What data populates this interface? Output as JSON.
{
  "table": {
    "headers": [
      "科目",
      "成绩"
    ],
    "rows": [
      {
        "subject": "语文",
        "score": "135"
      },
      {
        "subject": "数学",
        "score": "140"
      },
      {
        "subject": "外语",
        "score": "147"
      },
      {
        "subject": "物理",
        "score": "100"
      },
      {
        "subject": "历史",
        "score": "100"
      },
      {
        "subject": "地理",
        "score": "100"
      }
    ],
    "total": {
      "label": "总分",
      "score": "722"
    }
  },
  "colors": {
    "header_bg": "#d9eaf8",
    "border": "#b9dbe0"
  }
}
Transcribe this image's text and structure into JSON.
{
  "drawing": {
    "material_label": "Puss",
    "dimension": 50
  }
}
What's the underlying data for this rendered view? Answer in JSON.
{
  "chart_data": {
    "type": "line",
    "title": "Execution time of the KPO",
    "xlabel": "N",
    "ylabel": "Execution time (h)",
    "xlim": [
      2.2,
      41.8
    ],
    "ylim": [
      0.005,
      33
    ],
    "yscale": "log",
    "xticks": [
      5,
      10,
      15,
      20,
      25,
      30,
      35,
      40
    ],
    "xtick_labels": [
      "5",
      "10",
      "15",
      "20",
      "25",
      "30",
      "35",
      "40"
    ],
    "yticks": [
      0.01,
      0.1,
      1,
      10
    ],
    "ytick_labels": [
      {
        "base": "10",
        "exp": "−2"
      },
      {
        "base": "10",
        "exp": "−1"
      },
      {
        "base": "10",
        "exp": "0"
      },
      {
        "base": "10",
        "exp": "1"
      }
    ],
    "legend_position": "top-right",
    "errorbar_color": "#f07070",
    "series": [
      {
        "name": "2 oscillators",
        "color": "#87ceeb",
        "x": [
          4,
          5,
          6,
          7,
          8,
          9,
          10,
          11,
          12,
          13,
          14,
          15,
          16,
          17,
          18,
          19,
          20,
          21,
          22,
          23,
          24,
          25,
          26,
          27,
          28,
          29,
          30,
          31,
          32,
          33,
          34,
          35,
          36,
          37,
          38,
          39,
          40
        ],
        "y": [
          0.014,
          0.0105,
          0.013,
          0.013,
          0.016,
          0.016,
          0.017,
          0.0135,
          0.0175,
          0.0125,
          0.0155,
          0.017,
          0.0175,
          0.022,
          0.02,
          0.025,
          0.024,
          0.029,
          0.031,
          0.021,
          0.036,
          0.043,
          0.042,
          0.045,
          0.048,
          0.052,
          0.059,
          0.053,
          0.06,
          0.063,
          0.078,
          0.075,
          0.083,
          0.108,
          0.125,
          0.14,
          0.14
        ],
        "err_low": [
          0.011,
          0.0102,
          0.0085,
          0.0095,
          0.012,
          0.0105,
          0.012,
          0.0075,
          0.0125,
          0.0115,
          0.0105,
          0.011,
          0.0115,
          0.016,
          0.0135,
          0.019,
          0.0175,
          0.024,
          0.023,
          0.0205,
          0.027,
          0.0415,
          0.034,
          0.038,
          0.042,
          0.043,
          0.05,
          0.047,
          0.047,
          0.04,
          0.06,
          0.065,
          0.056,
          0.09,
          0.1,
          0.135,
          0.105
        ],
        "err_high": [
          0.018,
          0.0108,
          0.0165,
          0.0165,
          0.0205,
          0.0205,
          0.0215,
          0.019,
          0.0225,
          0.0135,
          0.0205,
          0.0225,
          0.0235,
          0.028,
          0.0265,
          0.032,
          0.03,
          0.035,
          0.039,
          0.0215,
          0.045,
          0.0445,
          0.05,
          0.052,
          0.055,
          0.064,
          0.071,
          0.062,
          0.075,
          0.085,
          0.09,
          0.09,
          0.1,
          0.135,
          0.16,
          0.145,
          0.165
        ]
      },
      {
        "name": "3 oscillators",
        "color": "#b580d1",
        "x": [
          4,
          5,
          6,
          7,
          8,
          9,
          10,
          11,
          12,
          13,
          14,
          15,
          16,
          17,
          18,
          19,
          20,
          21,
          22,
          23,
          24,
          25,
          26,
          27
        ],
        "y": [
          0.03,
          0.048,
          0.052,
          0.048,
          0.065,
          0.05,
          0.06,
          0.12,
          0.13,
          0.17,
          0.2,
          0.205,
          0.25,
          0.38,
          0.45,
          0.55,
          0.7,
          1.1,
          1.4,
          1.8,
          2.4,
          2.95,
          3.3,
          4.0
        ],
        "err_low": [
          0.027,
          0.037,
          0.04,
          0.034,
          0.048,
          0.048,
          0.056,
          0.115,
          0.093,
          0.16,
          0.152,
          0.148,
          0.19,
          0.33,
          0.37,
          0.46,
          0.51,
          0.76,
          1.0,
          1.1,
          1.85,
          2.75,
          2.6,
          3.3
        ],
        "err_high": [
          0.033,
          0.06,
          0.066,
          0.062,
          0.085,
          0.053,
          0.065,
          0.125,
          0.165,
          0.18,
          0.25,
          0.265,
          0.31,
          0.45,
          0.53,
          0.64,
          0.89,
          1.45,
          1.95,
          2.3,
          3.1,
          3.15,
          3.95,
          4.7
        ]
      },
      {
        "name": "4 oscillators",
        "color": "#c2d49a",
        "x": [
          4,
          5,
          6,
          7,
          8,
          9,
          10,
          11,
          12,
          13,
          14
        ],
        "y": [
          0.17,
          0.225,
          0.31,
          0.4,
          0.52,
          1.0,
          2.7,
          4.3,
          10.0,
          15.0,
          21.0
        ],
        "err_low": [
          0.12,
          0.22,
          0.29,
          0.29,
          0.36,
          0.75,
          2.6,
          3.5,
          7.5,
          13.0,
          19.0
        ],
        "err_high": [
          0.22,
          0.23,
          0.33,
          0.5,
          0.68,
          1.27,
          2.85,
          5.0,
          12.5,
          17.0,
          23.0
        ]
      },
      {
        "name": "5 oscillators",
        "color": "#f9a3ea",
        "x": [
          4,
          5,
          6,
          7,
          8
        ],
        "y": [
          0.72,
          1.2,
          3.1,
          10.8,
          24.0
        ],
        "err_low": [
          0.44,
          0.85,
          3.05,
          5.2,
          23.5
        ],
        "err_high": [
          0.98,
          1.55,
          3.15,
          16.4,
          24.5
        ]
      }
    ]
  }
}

━━━━━━━━━━━━━━━━━━━━━━━━━━━━━━

> _REQUIRED WORK_: Would you restate each of the entries word for word?

> _TASK OUTPUT_:
What data populates this interface? Output as JSON.
{
  "table": {
    "headers": [
      "科目",
      "成绩"
    ],
    "rows": [
      {
        "subject": "语文",
        "score": "135"
      },
      {
        "subject": "数学",
        "score": "140"
      },
      {
        "subject": "外语",
        "score": "147"
      },
      {
        "subject": "物理",
        "score": "100"
      },
      {
        "subject": "历史",
        "score": "100"
      },
      {
        "subject": "地理",
        "score": "100"
      }
    ],
    "total": {
      "label": "总分",
      "score": "722"
    }
  },
  "colors": {
    "header_bg": "#d9eaf8",
    "border": "#b9dbe0"
  }
}
Transcribe this image's text and structure into JSON.
{
  "drawing": {
    "material_label": "Puss",
    "dimension": 50
  }
}
What's the underlying data for this rendered view? Answer in JSON.
{
  "chart_data": {
    "type": "line",
    "title": "Execution time of the KPO",
    "xlabel": "N",
    "ylabel": "Execution time (h)",
    "xlim": [
      2.2,
      41.8
    ],
    "ylim": [
      0.005,
      33
    ],
    "yscale": "log",
    "xticks": [
      5,
      10,
      15,
      20,
      25,
      30,
      35,
      40
    ],
    "xtick_labels": [
      "5",
      "10",
      "15",
      "20",
      "25",
      "30",
      "35",
      "40"
    ],
    "yticks": [
      0.01,
      0.1,
      1,
      10
    ],
    "ytick_labels": [
      {
        "base": "10",
        "exp": "−2"
      },
      {
        "base": "10",
        "exp": "−1"
      },
      {
        "base": "10",
        "exp": "0"
      },
      {
        "base": "10",
        "exp": "1"
      }
    ],
    "legend_position": "top-right",
    "errorbar_color": "#f07070",
    "series": [
      {
        "name": "2 oscillators",
        "color": "#87ceeb",
        "x": [
          4,
          5,
          6,
          7,
          8,
          9,
          10,
          11,
          12,
          13,
          14,
          15,
          16,
          17,
          18,
          19,
          20,
          21,
          22,
          23,
          24,
          25,
          26,
          27,
          28,
          29,
          30,
          31,
          32,
          33,
          34,
          35,
          36,
          37,
          38,
          39,
          40
        ],
        "y": [
          0.014,
          0.0105,
          0.013,
          0.013,
          0.016,
          0.016,
          0.017,
          0.0135,
          0.0175,
          0.0125,
          0.0155,
          0.017,
          0.0175,
          0.022,
          0.02,
          0.025,
          0.024,
          0.029,
          0.031,
          0.021,
          0.036,
          0.043,
          0.042,
          0.045,
          0.048,
          0.052,
          0.059,
          0.053,
          0.06,
          0.063,
          0.078,
          0.075,
          0.083,
          0.108,
          0.125,
          0.14,
          0.14
        ],
        "err_low": [
          0.011,
          0.0102,
          0.0085,
          0.0095,
          0.012,
          0.0105,
          0.012,
          0.0075,
          0.0125,
          0.0115,
          0.0105,
          0.011,
          0.0115,
          0.016,
          0.0135,
          0.019,
          0.0175,
          0.024,
          0.023,
          0.0205,
          0.027,
          0.0415,
          0.034,
          0.038,
          0.042,
          0.043,
          0.05,
          0.047,
          0.047,
          0.04,
          0.06,
          0.065,
          0.056,
          0.09,
          0.1,
          0.135,
          0.105
        ],
        "err_high": [
          0.018,
          0.0108,
          0.0165,
          0.0165,
          0.0205,
          0.0205,
          0.0215,
          0.019,
          0.0225,
          0.0135,
          0.0205,
          0.0225,
          0.0235,
          0.028,
          0.0265,
          0.032,
          0.03,
          0.035,
          0.039,
          0.0215,
          0.045,
          0.0445,
          0.05,
          0.052,
          0.055,
          0.064,
          0.071,
          0.062,
          0.075,
          0.085,
          0.09,
          0.09,
          0.1,
          0.135,
          0.16,
          0.145,
          0.165
        ]
      },
      {
        "name": "3 oscillators",
        "color": "#b580d1",
        "x": [
          4,
          5,
          6,
          7,
          8,
          9,
          10,
          11,
          12,
          13,
          14,
          15,
          16,
          17,
          18,
          19,
          20,
          21,
          22,
          23,
          24,
          25,
          26,
          27
        ],
        "y": [
          0.03,
          0.048,
          0.052,
          0.048,
          0.065,
          0.05,
          0.06,
          0.12,
          0.13,
          0.17,
          0.2,
          0.205,
          0.25,
          0.38,
          0.45,
          0.55,
          0.7,
          1.1,
          1.4,
          1.8,
          2.4,
          2.95,
          3.3,
          4.0
        ],
        "err_low": [
          0.027,
          0.037,
          0.04,
          0.034,
          0.048,
          0.048,
          0.056,
          0.115,
          0.093,
          0.16,
          0.152,
          0.148,
          0.19,
          0.33,
          0.37,
          0.46,
          0.51,
          0.76,
          1.0,
          1.1,
          1.85,
          2.75,
          2.6,
          3.3
        ],
        "err_high": [
          0.033,
          0.06,
          0.066,
          0.062,
          0.085,
          0.053,
          0.065,
          0.125,
          0.165,
          0.18,
          0.25,
          0.265,
          0.31,
          0.45,
          0.53,
          0.64,
          0.89,
          1.45,
          1.95,
          2.3,
          3.1,
          3.15,
          3.95,
          4.7
        ]
      },
      {
        "name": "4 oscillators",
        "color": "#c2d49a",
        "x": [
          4,
          5,
          6,
          7,
          8,
          9,
          10,
          11,
          12,
          13,
          14
        ],
        "y": [
          0.17,
          0.225,
          0.31,
          0.4,
          0.52,
          1.0,
          2.7,
          4.3,
          10.0,
          15.0,
          21.0
        ],
        "err_low": [
          0.12,
          0.22,
          0.29,
          0.29,
          0.36,
          0.75,
          2.6,
          3.5,
          7.5,
          13.0,
          19.0
        ],
        "err_high": [
          0.22,
          0.23,
          0.33,
          0.5,
          0.68,
          1.27,
          2.85,
          5.0,
          12.5,
          17.0,
          23.0
        ]
      },
      {
        "name": "5 oscillators",
        "color": "#f9a3ea",
        "x": [
          4,
          5,
          6,
          7,
          8
        ],
        "y": [
          0.72,
          1.2,
          3.1,
          10.8,
          24.0
        ],
        "err_low": [
          0.44,
          0.85,
          3.05,
          5.2,
          23.5
        ],
        "err_high": [
          0.98,
          1.55,
          3.15,
          16.4,
          24.5
        ]
      }
    ]
  }
}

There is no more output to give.